Extracted data entries:
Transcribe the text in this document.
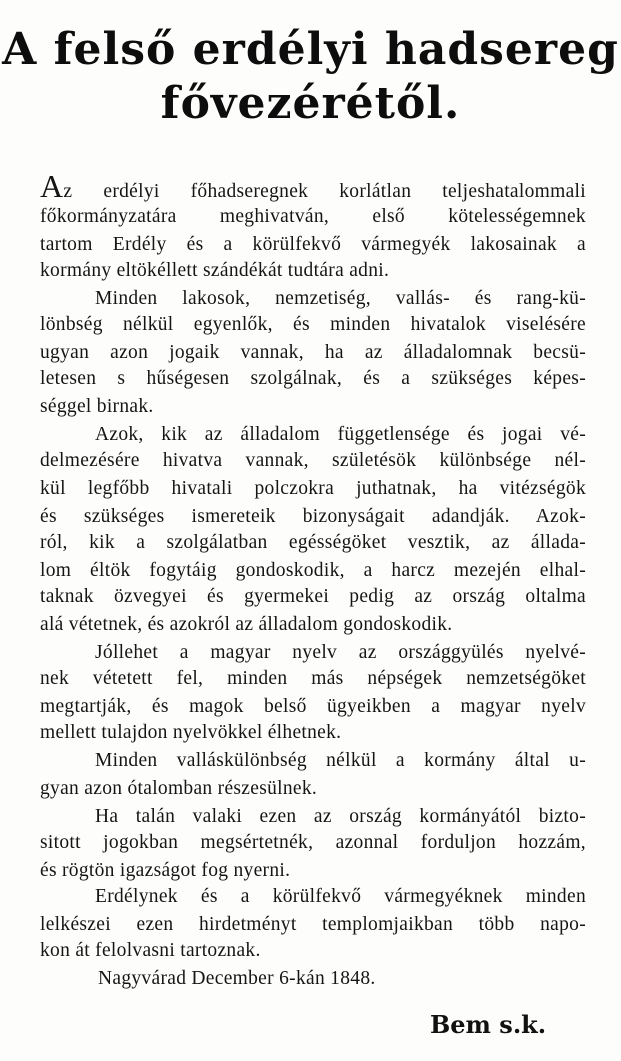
A felső erdélyi hadsereg
fővezérétől.
Az erdélyi főhadseregnek korlátlan teljeshatalommali
főkormányzatára meghivatván, első kötelességemnek
tartom Erdély és a körülfekvő vármegyék lakosainak a
kormány eltökéllett szándékát tudtára adni.
Minden lakosok, nemzetiség, vallás- és rang-kü-
lönbség nélkül egyenlők, és minden hivatalok viselésére
ugyan azon jogaik vannak, ha az álladalomnak becsü-
letesen s hűségesen szolgálnak, és a szükséges képes-
séggel birnak.
Azok, kik az álladalom függetlensége és jogai vé-
delmezésére hivatva vannak, születésök különbsége nél-
kül legfőbb hivatali polczokra juthatnak, ha vitézségök
és szükséges ismereteik bizonyságait adandják. Azok-
ról, kik a szolgálatban egésségöket vesztik, az állada-
lom éltök fogytáig gondoskodik, a harcz mezején elhal-
taknak özvegyei és gyermekei pedig az ország oltalma
alá vétetnek, és azokról az álladalom gondoskodik.
Jóllehet a magyar nyelv az országgyülés nyelvé-
nek vétetett fel, minden más népségek nemzetségöket
megtartják, és magok belső ügyeikben a magyar nyelv
mellett tulajdon nyelvökkel élhetnek.
Minden valláskülönbség nélkül a kormány által u-
gyan azon ótalomban részesülnek.
Ha talán valaki ezen az ország kormányától bizto-
sitott jogokban megsértetnék, azonnal forduljon hozzám,
és rögtön igazságot fog nyerni.
Erdélynek és a körülfekvő vármegyéknek minden
lelkészei ezen hirdetményt templomjaikban több napo-
kon át felolvasni tartoznak.
Nagyvárad December 6-kán 1848.
Bem s.k.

Your objective: Without including any pictures, please restate all the records exactly.

Response for this exercise:
Transcribe the text in this document.
A felső erdélyi hadsereg
fővezérétől.
Az erdélyi főhadseregnek korlátlan teljeshatalommali
főkormányzatára meghivatván, első kötelességemnek
tartom Erdély és a körülfekvő vármegyék lakosainak a
kormány eltökéllett szándékát tudtára adni.
Minden lakosok, nemzetiség, vallás- és rang-kü-
lönbség nélkül egyenlők, és minden hivatalok viselésére
ugyan azon jogaik vannak, ha az álladalomnak becsü-
letesen s hűségesen szolgálnak, és a szükséges képes-
séggel birnak.
Azok, kik az álladalom függetlensége és jogai vé-
delmezésére hivatva vannak, születésök különbsége nél-
kül legfőbb hivatali polczokra juthatnak, ha vitézségök
és szükséges ismereteik bizonyságait adandják. Azok-
ról, kik a szolgálatban egésségöket vesztik, az állada-
lom éltök fogytáig gondoskodik, a harcz mezején elhal-
taknak özvegyei és gyermekei pedig az ország oltalma
alá vétetnek, és azokról az álladalom gondoskodik.
Jóllehet a magyar nyelv az országgyülés nyelvé-
nek vétetett fel, minden más népségek nemzetségöket
megtartják, és magok belső ügyeikben a magyar nyelv
mellett tulajdon nyelvökkel élhetnek.
Minden valláskülönbség nélkül a kormány által u-
gyan azon ótalomban részesülnek.
Ha talán valaki ezen az ország kormányától bizto-
sitott jogokban megsértetnék, azonnal forduljon hozzám,
és rögtön igazságot fog nyerni.
Erdélynek és a körülfekvő vármegyéknek minden
lelkészei ezen hirdetményt templomjaikban több napo-
kon át felolvasni tartoznak.
Nagyvárad December 6-kán 1848.
Bem s.k.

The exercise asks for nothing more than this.